DATA FOR THIS TASK>
╔══

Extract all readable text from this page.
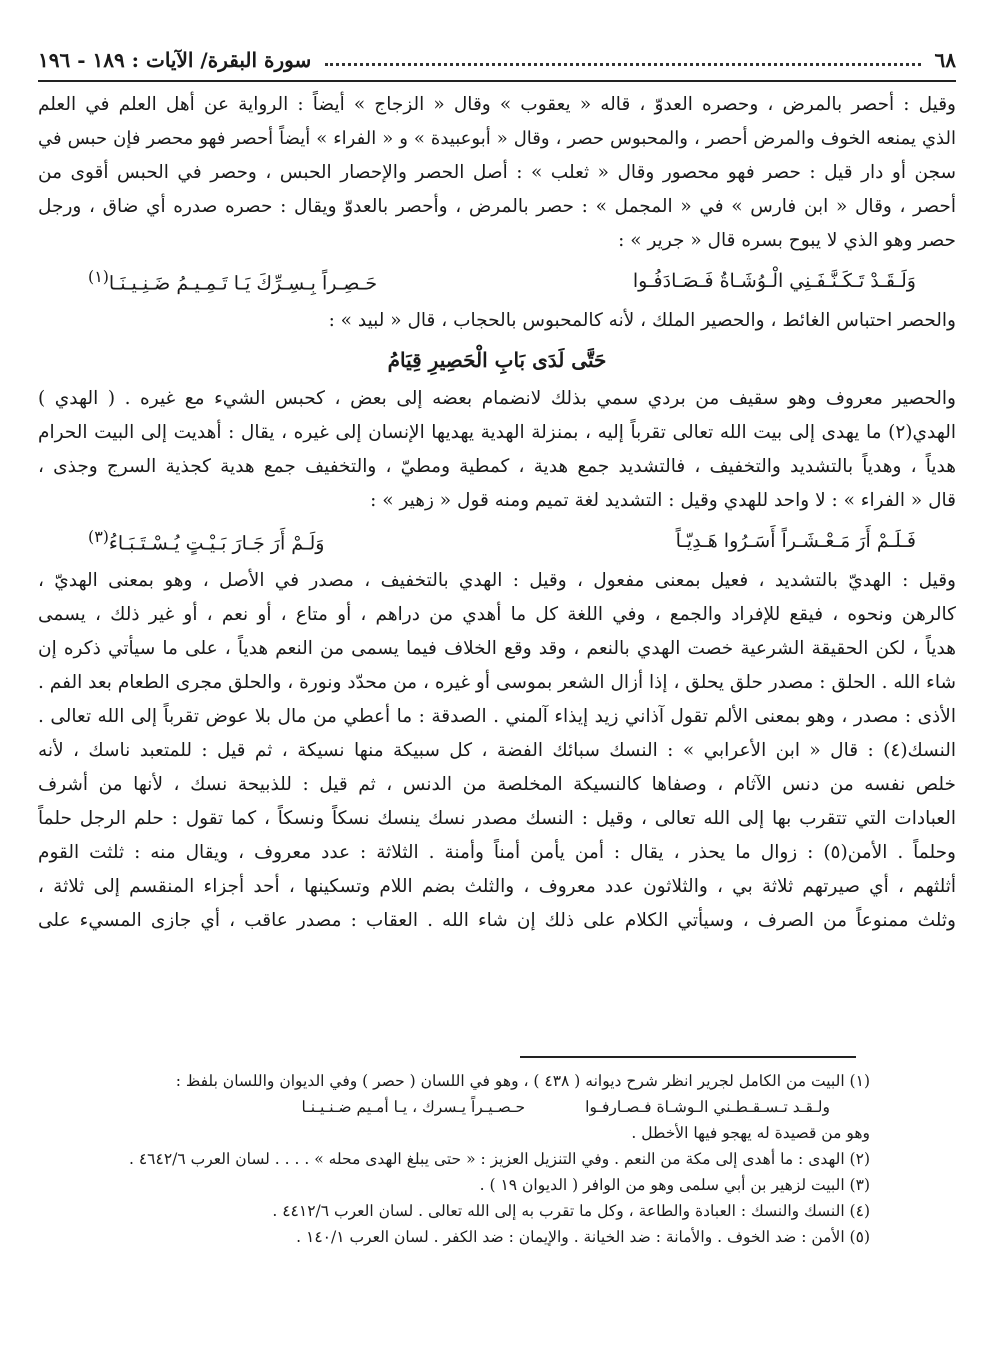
٦٨
سورة البقرة/ الآيات : ١٨٩ - ١٩٦
وقيل : أحصر بالمرض ، وحصره العدوّ ، قاله « يعقوب » وقال « الزجاج » أيضاً : الرواية عن أهل العلم في العلم
الذي يمنعه الخوف والمرض أحصر ، والمحبوس حصر ، وقال « أبوعبيدة » و « الفراء » أيضاً أحصر فهو محصر فإن حبس في
سجن أو دار قيل : حصر فهو محصور وقال « ثعلب » : أصل الحصر والإحصار الحبس ، وحصر في الحبس أقوى من
أحصر ، وقال « ابن فارس » في « المجمل » : حصر بالمرض ، وأحصر بالعدوّ ويقال : حصره صدره أي ضاق ، ورجل
حصر وهو الذي لا يبوح بسره قال « جرير » :
وَلَـقَـدْ تَـكَـنَّـفَـنِي الْـوُشَـاةُ فَـصَـادَفُـوا
حَـصِـراً بِـسِـرِّكَ يَـا تَـمِـيـمُ ضَـنِـيـنَـا$^{(١)}$
والحصر احتباس الغائط ، والحصير الملك ، لأنه كالمحبوس بالحجاب ، قال « لبيد » :
حَتَّى لَدَى بَابِ الْحَصِيرِ قِيَامُ
والحصير معروف وهو سقيف من بردي سمي بذلك لانضمام بعضه إلى بعض ، كحبس الشيء مع غيره . ( الهدي )
الهدي(٢) ما يهدى إلى بيت الله تعالى تقرباً إليه ، بمنزلة الهدية يهديها الإنسان إلى غيره ، يقال : أهديت إلى البيت الحرام
هدياً ، وهدياً بالتشديد والتخفيف ، فالتشديد جمع هدية ، كمطية ومطيّ ، والتخفيف جمع هدية كجذية السرج وجذى ،
قال « الفراء » : لا واحد للهدي وقيل : التشديد لغة تميم ومنه قول « زهير » :
فَـلَـمْ أَرَ مَـعْـشَـراً أَسَـرُوا هَـدِيّـاً
وَلَـمْ أَرَ جَـارَ بَـيْـتٍ يُـسْـتَـبَـاءُ$^{(٣)}$
وقيل : الهديّ بالتشديد ، فعيل بمعنى مفعول ، وقيل : الهدي بالتخفيف ، مصدر في الأصل ، وهو بمعنى الهديّ ،
كالرهن ونحوه ، فيقع للإفراد والجمع ، وفي اللغة كل ما أهدي من دراهم ، أو متاع ، أو نعم ، أو غير ذلك ، يسمى
هدياً ، لكن الحقيقة الشرعية خصت الهدي بالنعم ، وقد وقع الخلاف فيما يسمى من النعم هدياً ، على ما سيأتي ذكره إن
شاء الله . الحلق : مصدر حلق يحلق ، إذا أزال الشعر بموسى أو غيره ، من محدّد ونورة ، والحلق مجرى الطعام بعد الفم .
الأذى : مصدر ، وهو بمعنى الألم تقول آذاني زيد إيذاء آلمني . الصدقة : ما أعطي من مال بلا عوض تقرباً إلى الله تعالى .
النسك(٤) : قال « ابن الأعرابي » : النسك سبائك الفضة ، كل سبيكة منها نسيكة ، ثم قيل : للمتعبد ناسك ، لأنه
خلص نفسه من دنس الآثام ، وصفاها كالنسيكة المخلصة من الدنس ، ثم قيل : للذبيحة نسك ، لأنها من أشرف
العبادات التي تتقرب بها إلى الله تعالى ، وقيل : النسك مصدر نسك ينسك نسكاً ونسكاً ، كما تقول : حلم الرجل حلماً
وحلماً . الأمن(٥) : زوال ما يحذر ، يقال : أمن يأمن أمناً وأمنة . الثلاثة : عدد معروف ، ويقال منه : ثلثت القوم
أثلثهم ، أي صيرتهم ثلاثة بي ، والثلاثون عدد معروف ، والثلث بضم اللام وتسكينها ، أحد أجزاء المنقسم إلى ثلاثة ،
وثلث ممنوعاً من الصرف ، وسيأتي الكلام على ذلك إن شاء الله . العقاب : مصدر عاقب ، أي جازى المسيء على
(١) البيت من الكامل لجرير انظر شرح ديوانه ( ٤٣٨ ) ، وهو في اللسان ( حصر ) وفي الديوان واللسان بلفظ :
ولـقـد تـسـقـطـني الـوشـاة فـصـارفـوا
حـصـيـراً يـسرك ، يـا أمـيم ضـنـيـنـا
وهو من قصيدة له يهجو فيها الأخطل .
(٢) الهدى : ما أهدى إلى مكة من النعم . وفي التنزيل العزيز : « حتى يبلغ الهدى محله » . . . . لسان العرب ٤٦٤٢/٦ .
(٣) البيت لزهير بن أبي سلمى وهو من الوافر ( الديوان ١٩ ) .
(٤) النسك والنسك : العبادة والطاعة ، وكل ما تقرب به إلى الله تعالى . لسان العرب ٤٤١٢/٦ .
(٥) الأمن : ضد الخوف . والأمانة : ضد الخيانة . والإيمان : ضد الكفر . لسان العرب ١٤٠/١ .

╚══

REQUEST>
Reproduce the material word for word. Any pictures should be left out of the copy.

RESULT OF THIS EXERCISE>
Extract all readable text from this page.
٦٨
سورة البقرة/ الآيات : ١٨٩ - ١٩٦
وقيل : أحصر بالمرض ، وحصره العدوّ ، قاله « يعقوب » وقال « الزجاج » أيضاً : الرواية عن أهل العلم في العلم
الذي يمنعه الخوف والمرض أحصر ، والمحبوس حصر ، وقال « أبوعبيدة » و « الفراء » أيضاً أحصر فهو محصر فإن حبس في
سجن أو دار قيل : حصر فهو محصور وقال « ثعلب » : أصل الحصر والإحصار الحبس ، وحصر في الحبس أقوى من
أحصر ، وقال « ابن فارس » في « المجمل » : حصر بالمرض ، وأحصر بالعدوّ ويقال : حصره صدره أي ضاق ، ورجل
حصر وهو الذي لا يبوح بسره قال « جرير » :
وَلَـقَـدْ تَـكَـنَّـفَـنِي الْـوُشَـاةُ فَـصَـادَفُـوا
حَـصِـراً بِـسِـرِّكَ يَـا تَـمِـيـمُ ضَـنِـيـنَـا$^{(١)}$
والحصر احتباس الغائط ، والحصير الملك ، لأنه كالمحبوس بالحجاب ، قال « لبيد » :
حَتَّى لَدَى بَابِ الْحَصِيرِ قِيَامُ
والحصير معروف وهو سقيف من بردي سمي بذلك لانضمام بعضه إلى بعض ، كحبس الشيء مع غيره . ( الهدي )
الهدي(٢) ما يهدى إلى بيت الله تعالى تقرباً إليه ، بمنزلة الهدية يهديها الإنسان إلى غيره ، يقال : أهديت إلى البيت الحرام
هدياً ، وهدياً بالتشديد والتخفيف ، فالتشديد جمع هدية ، كمطية ومطيّ ، والتخفيف جمع هدية كجذية السرج وجذى ،
قال « الفراء » : لا واحد للهدي وقيل : التشديد لغة تميم ومنه قول « زهير » :
فَـلَـمْ أَرَ مَـعْـشَـراً أَسَـرُوا هَـدِيّـاً
وَلَـمْ أَرَ جَـارَ بَـيْـتٍ يُـسْـتَـبَـاءُ$^{(٣)}$
وقيل : الهديّ بالتشديد ، فعيل بمعنى مفعول ، وقيل : الهدي بالتخفيف ، مصدر في الأصل ، وهو بمعنى الهديّ ،
كالرهن ونحوه ، فيقع للإفراد والجمع ، وفي اللغة كل ما أهدي من دراهم ، أو متاع ، أو نعم ، أو غير ذلك ، يسمى
هدياً ، لكن الحقيقة الشرعية خصت الهدي بالنعم ، وقد وقع الخلاف فيما يسمى من النعم هدياً ، على ما سيأتي ذكره إن
شاء الله . الحلق : مصدر حلق يحلق ، إذا أزال الشعر بموسى أو غيره ، من محدّد ونورة ، والحلق مجرى الطعام بعد الفم .
الأذى : مصدر ، وهو بمعنى الألم تقول آذاني زيد إيذاء آلمني . الصدقة : ما أعطي من مال بلا عوض تقرباً إلى الله تعالى .
النسك(٤) : قال « ابن الأعرابي » : النسك سبائك الفضة ، كل سبيكة منها نسيكة ، ثم قيل : للمتعبد ناسك ، لأنه
خلص نفسه من دنس الآثام ، وصفاها كالنسيكة المخلصة من الدنس ، ثم قيل : للذبيحة نسك ، لأنها من أشرف
العبادات التي تتقرب بها إلى الله تعالى ، وقيل : النسك مصدر نسك ينسك نسكاً ونسكاً ، كما تقول : حلم الرجل حلماً
وحلماً . الأمن(٥) : زوال ما يحذر ، يقال : أمن يأمن أمناً وأمنة . الثلاثة : عدد معروف ، ويقال منه : ثلثت القوم
أثلثهم ، أي صيرتهم ثلاثة بي ، والثلاثون عدد معروف ، والثلث بضم اللام وتسكينها ، أحد أجزاء المنقسم إلى ثلاثة ،
وثلث ممنوعاً من الصرف ، وسيأتي الكلام على ذلك إن شاء الله . العقاب : مصدر عاقب ، أي جازى المسيء على
(١) البيت من الكامل لجرير انظر شرح ديوانه ( ٤٣٨ ) ، وهو في اللسان ( حصر ) وفي الديوان واللسان بلفظ :
ولـقـد تـسـقـطـني الـوشـاة فـصـارفـوا
حـصـيـراً يـسرك ، يـا أمـيم ضـنـيـنـا
وهو من قصيدة له يهجو فيها الأخطل .
(٢) الهدى : ما أهدى إلى مكة من النعم . وفي التنزيل العزيز : « حتى يبلغ الهدى محله » . . . . لسان العرب ٤٦٤٢/٦ .
(٣) البيت لزهير بن أبي سلمى وهو من الوافر ( الديوان ١٩ ) .
(٤) النسك والنسك : العبادة والطاعة ، وكل ما تقرب به إلى الله تعالى . لسان العرب ٤٤١٢/٦ .
(٥) الأمن : ضد الخوف . والأمانة : ضد الخيانة . والإيمان : ضد الكفر . لسان العرب ١٤٠/١ .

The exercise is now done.